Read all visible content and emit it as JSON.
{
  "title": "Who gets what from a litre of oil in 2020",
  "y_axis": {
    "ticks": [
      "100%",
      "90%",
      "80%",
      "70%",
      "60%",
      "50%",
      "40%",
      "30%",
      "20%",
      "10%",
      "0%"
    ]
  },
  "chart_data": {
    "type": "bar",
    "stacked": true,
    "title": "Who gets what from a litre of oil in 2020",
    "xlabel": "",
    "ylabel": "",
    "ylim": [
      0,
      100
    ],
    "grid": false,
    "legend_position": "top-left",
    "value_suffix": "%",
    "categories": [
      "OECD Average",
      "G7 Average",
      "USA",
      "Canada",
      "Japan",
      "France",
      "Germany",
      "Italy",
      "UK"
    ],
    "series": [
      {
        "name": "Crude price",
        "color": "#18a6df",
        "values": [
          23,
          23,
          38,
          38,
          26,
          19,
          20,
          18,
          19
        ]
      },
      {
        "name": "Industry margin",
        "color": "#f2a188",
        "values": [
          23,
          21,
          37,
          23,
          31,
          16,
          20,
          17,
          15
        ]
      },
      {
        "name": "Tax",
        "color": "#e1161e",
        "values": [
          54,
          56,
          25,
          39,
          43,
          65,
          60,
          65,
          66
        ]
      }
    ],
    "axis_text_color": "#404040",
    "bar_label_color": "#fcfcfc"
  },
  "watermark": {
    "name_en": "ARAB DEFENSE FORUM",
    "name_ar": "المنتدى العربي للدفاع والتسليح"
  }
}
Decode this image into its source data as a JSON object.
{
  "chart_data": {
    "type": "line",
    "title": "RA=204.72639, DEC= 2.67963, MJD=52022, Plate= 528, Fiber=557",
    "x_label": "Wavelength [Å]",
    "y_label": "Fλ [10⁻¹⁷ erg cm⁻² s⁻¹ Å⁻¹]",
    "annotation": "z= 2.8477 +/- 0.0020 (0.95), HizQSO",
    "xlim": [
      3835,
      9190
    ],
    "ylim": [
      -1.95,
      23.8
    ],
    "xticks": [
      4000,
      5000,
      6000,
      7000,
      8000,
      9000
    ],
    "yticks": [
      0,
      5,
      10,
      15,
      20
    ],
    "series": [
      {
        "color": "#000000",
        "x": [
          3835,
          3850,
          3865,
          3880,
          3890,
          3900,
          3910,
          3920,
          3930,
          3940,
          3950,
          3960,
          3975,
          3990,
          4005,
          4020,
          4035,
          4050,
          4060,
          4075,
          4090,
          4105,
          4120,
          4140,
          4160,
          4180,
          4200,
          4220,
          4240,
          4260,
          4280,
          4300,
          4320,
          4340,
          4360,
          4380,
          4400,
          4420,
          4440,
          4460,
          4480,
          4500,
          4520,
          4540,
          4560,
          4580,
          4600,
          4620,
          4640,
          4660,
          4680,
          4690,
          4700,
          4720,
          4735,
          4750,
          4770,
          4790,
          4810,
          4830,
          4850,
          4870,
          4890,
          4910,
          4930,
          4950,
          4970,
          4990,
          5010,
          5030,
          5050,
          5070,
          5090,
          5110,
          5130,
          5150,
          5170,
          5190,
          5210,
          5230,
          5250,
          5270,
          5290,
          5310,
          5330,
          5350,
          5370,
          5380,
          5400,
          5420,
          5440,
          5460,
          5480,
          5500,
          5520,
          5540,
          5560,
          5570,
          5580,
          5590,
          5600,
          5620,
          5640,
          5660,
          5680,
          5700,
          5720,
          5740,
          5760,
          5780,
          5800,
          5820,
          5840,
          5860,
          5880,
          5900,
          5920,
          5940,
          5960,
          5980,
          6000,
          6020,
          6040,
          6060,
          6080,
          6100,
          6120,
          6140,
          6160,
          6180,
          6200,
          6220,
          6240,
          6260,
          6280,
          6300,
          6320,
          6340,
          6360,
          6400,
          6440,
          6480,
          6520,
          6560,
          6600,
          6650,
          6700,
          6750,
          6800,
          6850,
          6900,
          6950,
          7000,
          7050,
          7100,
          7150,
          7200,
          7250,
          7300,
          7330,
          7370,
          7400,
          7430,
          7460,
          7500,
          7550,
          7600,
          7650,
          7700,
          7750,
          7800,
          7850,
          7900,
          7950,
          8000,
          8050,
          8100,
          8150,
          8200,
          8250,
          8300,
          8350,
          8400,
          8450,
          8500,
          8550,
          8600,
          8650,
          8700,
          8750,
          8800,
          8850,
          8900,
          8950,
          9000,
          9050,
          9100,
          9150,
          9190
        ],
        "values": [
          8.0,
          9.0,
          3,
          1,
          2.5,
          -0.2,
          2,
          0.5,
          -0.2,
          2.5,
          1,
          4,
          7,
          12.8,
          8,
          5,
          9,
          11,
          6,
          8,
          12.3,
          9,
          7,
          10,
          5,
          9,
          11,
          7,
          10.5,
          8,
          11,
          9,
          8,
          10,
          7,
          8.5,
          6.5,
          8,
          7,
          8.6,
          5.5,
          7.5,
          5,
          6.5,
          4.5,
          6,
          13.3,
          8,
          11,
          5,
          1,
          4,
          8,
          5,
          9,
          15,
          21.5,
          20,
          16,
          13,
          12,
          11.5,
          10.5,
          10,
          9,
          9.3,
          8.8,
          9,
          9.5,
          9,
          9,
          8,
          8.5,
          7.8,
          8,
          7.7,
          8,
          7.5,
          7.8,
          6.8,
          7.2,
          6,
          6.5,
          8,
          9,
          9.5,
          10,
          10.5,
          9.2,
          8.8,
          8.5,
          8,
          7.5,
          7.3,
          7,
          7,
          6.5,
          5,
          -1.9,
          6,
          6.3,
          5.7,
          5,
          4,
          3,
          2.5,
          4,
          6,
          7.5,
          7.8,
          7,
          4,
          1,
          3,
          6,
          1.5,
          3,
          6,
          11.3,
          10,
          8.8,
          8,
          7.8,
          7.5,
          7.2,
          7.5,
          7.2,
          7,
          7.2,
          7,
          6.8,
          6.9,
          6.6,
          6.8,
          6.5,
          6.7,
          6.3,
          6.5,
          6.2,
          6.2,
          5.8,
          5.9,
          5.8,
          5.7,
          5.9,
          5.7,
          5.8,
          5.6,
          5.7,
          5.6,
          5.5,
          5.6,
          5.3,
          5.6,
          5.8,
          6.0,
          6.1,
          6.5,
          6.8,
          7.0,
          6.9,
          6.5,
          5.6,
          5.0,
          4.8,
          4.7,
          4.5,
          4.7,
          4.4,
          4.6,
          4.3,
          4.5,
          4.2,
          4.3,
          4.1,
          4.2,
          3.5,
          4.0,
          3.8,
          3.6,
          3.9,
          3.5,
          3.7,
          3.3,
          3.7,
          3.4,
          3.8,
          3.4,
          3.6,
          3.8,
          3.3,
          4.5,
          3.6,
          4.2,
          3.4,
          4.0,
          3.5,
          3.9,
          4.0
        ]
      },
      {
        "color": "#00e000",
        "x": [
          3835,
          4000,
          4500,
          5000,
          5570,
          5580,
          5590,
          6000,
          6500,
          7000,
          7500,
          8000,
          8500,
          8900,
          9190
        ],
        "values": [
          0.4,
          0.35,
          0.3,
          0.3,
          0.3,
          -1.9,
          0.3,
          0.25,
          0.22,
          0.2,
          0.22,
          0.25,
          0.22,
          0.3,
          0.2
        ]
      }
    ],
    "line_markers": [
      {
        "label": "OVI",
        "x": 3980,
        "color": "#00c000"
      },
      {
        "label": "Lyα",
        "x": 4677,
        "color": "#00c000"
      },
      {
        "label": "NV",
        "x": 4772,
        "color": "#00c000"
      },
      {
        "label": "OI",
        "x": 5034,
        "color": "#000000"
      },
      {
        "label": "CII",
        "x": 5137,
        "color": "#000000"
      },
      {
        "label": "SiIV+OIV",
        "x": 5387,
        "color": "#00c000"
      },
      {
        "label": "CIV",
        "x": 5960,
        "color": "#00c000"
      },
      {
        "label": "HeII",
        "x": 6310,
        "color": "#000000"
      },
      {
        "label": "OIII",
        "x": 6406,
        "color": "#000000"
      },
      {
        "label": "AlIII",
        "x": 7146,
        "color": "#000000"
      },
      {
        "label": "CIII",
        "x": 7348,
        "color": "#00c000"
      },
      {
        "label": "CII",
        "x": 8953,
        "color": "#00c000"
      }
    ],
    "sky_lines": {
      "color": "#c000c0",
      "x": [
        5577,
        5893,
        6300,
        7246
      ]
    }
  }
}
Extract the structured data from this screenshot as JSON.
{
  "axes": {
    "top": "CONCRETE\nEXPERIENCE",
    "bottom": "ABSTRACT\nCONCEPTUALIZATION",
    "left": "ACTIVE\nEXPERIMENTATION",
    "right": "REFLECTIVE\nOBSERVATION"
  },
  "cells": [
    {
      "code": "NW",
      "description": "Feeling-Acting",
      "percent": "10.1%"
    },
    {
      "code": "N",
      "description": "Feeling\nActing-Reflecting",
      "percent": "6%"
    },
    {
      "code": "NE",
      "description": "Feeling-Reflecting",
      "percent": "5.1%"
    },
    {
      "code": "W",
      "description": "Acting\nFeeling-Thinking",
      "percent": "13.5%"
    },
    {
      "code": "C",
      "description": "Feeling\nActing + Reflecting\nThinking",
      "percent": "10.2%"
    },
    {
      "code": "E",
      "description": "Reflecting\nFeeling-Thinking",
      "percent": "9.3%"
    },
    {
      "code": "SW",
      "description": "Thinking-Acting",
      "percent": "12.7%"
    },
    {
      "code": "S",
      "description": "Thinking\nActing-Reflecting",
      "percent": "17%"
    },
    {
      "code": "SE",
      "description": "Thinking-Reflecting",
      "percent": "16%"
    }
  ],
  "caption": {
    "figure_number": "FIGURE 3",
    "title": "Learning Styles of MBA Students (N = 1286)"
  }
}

###

> _AIM OF THE EXERCISE_
For the listing above, identify each line bearing "Reflecting".

> _ANSWER TO THIS EXERCISE_
      "description": "Feeling\nActing-Reflecting",
      "description": "Feeling-Reflecting",
      "description": "Feeling\nActing + Reflecting\nThinking",
      "description": "Reflecting\nFeeling-Thinking",
      "description": "Thinking\nActing-Reflecting",
      "description": "Thinking-Reflecting",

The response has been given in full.